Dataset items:
- - -

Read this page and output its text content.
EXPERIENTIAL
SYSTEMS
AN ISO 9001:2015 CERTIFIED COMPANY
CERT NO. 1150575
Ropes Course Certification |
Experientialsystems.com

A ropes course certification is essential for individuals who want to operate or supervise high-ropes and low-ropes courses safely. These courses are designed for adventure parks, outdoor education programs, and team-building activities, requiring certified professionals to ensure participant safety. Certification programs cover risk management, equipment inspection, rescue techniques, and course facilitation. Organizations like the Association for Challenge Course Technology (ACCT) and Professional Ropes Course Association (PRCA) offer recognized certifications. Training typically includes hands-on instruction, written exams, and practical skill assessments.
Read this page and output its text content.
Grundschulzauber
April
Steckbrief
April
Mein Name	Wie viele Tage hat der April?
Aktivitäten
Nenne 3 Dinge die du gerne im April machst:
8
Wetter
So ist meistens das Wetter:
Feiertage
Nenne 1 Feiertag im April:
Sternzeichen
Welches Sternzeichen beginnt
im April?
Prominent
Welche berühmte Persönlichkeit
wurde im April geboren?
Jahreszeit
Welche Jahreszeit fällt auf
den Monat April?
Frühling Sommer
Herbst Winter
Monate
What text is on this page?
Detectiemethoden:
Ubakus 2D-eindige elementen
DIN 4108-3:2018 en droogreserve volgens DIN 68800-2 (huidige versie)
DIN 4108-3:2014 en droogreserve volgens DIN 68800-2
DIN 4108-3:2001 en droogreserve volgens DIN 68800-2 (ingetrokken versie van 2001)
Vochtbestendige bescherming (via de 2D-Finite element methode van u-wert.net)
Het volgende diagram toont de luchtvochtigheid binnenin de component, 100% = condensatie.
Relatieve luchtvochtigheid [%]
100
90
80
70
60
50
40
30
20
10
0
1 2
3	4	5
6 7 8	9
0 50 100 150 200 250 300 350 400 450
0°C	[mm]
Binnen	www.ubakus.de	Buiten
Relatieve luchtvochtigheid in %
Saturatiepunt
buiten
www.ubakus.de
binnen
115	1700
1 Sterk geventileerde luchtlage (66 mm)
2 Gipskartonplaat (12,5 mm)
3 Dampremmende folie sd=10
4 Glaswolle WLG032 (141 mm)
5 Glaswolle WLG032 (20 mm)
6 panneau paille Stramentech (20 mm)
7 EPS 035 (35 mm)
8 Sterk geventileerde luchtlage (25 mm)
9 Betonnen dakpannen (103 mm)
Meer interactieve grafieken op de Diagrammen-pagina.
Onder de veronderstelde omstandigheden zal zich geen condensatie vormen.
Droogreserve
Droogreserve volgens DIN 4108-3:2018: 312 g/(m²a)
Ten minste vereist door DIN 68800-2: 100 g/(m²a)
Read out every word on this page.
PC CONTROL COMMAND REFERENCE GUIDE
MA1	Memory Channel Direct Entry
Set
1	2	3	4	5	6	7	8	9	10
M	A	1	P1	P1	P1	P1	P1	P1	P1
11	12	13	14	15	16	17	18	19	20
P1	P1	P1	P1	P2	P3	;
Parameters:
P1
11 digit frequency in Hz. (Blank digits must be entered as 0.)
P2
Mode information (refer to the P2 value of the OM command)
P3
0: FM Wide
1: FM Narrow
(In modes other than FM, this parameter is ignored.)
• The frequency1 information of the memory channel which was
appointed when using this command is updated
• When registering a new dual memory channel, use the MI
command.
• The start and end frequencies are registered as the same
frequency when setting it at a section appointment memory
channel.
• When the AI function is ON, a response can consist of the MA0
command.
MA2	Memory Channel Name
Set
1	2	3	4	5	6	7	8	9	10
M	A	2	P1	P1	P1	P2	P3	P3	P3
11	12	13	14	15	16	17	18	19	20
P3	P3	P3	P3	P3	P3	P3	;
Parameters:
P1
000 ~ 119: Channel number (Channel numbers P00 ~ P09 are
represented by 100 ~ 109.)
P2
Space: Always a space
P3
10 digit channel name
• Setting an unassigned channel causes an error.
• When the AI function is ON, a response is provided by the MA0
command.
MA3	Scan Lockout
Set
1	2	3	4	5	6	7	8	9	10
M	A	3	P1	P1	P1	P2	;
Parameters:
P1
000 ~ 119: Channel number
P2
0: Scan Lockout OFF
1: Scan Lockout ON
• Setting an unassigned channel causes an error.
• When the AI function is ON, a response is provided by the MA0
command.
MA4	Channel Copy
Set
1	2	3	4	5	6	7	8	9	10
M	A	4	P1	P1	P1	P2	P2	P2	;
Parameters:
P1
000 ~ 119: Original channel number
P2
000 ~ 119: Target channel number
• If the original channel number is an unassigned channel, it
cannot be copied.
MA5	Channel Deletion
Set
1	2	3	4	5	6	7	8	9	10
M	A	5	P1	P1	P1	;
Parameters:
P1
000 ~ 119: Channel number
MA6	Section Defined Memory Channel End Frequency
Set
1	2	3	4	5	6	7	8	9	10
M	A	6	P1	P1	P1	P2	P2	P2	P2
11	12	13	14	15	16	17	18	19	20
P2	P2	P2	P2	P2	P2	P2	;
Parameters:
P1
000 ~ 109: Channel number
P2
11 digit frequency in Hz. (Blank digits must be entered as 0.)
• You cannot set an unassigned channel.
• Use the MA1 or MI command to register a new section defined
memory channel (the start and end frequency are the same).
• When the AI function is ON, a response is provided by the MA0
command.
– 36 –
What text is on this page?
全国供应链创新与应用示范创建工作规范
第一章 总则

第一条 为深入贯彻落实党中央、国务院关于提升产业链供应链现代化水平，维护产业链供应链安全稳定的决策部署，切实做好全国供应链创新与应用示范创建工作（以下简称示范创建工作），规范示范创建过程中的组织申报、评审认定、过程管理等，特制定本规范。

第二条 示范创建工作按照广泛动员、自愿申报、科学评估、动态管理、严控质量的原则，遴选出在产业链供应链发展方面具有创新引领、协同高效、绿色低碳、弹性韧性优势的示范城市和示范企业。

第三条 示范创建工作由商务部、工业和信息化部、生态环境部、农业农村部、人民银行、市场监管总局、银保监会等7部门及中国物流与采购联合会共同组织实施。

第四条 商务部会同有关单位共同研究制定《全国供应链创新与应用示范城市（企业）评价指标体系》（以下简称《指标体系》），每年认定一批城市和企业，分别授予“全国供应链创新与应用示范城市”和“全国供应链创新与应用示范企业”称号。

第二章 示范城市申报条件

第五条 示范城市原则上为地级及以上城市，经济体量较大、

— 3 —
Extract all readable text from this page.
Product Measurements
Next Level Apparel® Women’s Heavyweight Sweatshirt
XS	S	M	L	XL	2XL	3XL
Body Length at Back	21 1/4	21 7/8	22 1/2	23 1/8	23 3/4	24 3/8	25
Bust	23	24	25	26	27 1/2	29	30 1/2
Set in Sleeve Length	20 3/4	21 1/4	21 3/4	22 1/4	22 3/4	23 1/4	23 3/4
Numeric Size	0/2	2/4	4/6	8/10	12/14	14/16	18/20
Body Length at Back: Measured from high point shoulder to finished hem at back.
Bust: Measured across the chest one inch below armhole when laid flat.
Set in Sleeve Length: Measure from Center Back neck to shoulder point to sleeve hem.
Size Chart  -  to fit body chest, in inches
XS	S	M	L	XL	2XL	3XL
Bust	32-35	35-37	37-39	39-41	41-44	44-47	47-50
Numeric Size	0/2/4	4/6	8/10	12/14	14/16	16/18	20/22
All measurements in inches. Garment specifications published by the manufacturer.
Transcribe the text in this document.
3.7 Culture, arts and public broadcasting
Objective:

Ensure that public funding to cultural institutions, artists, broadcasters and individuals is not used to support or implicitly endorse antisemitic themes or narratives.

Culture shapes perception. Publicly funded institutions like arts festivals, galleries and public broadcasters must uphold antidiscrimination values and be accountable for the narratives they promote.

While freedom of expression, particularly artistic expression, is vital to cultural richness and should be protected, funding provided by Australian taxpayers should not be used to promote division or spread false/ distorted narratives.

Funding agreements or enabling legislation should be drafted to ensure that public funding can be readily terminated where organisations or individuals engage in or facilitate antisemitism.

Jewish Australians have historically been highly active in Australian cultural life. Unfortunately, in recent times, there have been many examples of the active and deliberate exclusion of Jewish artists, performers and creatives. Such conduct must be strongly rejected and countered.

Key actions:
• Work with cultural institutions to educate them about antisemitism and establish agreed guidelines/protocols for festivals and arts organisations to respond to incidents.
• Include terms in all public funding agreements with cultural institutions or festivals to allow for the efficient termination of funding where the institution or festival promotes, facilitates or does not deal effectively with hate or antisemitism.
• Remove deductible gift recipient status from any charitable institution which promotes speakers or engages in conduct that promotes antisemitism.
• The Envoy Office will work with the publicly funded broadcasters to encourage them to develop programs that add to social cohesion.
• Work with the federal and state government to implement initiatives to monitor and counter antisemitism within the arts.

- - -

To be done:
Tell how many lines of the records above hold the string "volgens". Give no other text.

Written answer:
4